---------- AVAILABLE DATA

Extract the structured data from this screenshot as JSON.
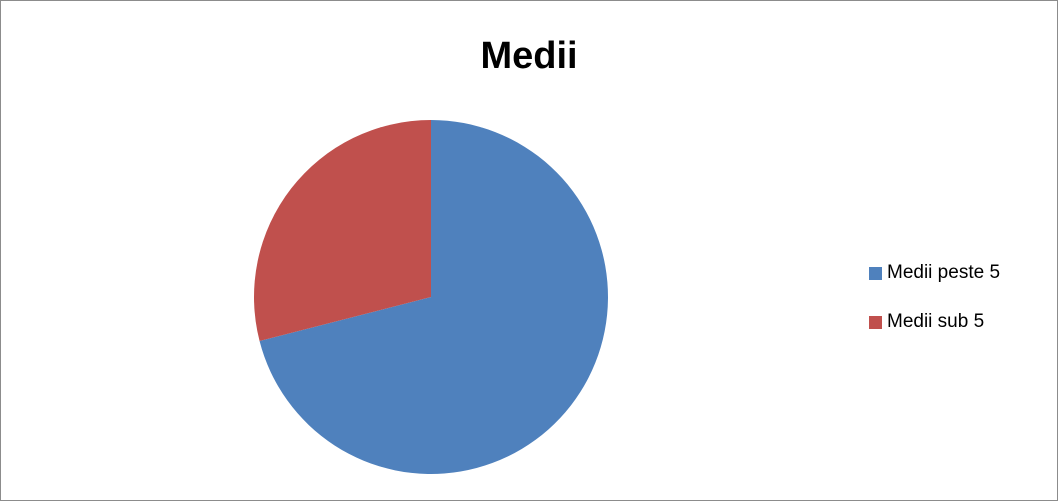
{
  "chart_data": {
    "type": "pie",
    "title": "Medii",
    "categories": [
      "Medii peste 5",
      "Medii sub 5"
    ],
    "values": [
      71,
      29
    ],
    "colors": [
      "#4F81BD",
      "#C0504D"
    ],
    "start_angle_deg": 0,
    "direction": "clockwise",
    "legend": "right"
  }
}
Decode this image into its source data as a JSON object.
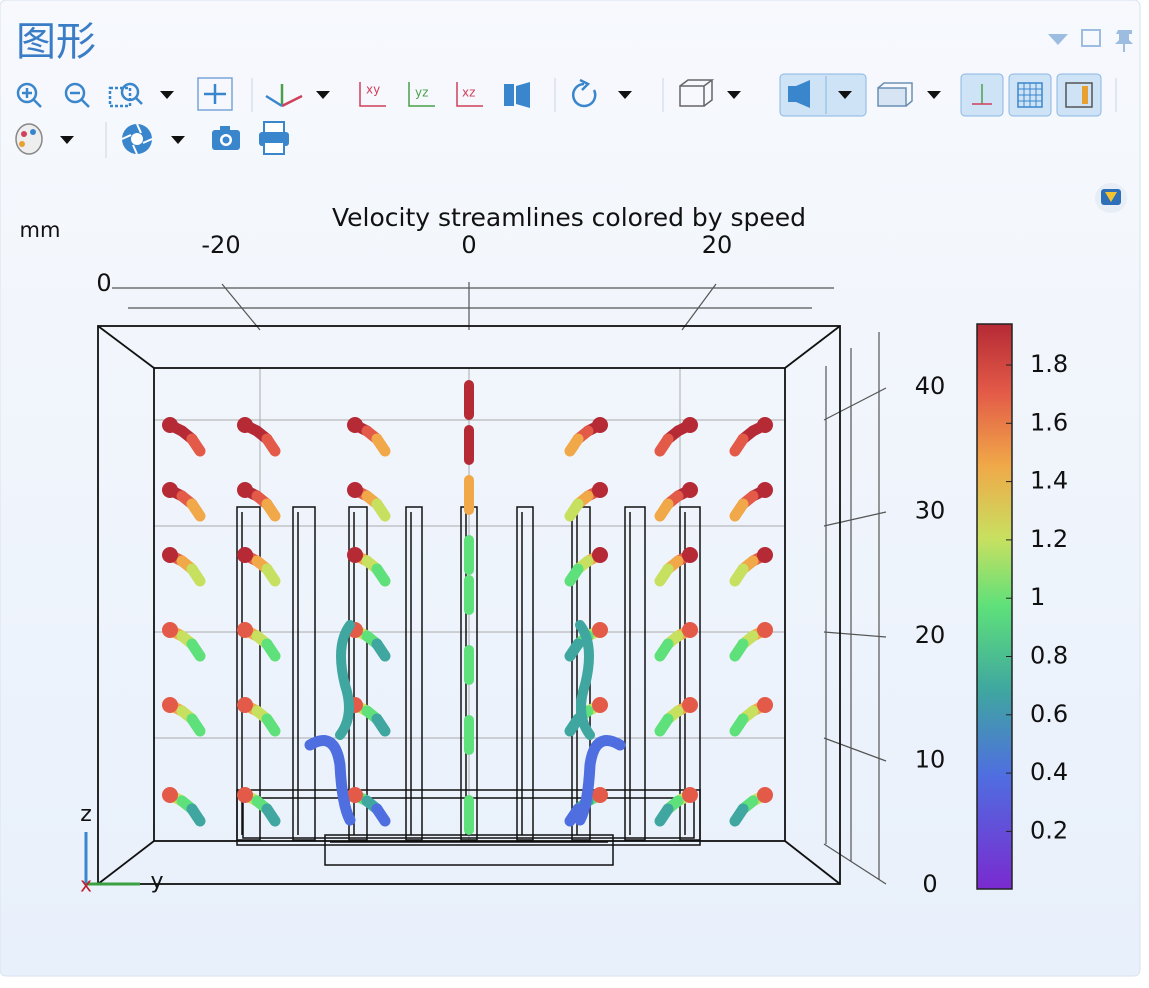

--------------------

Repeat each entry precisely as it appears. Leave the pictures out.

Extract the structured data from this screenshot as JSON.
{
  "chart_data": {
    "type": "pie",
    "title": "Medii",
    "categories": [
      "Medii peste 5",
      "Medii sub 5"
    ],
    "values": [
      71,
      29
    ],
    "colors": [
      "#4F81BD",
      "#C0504D"
    ],
    "start_angle_deg": 0,
    "direction": "clockwise",
    "legend": "right"
  }
}
Decode this image into its source data as a JSON object.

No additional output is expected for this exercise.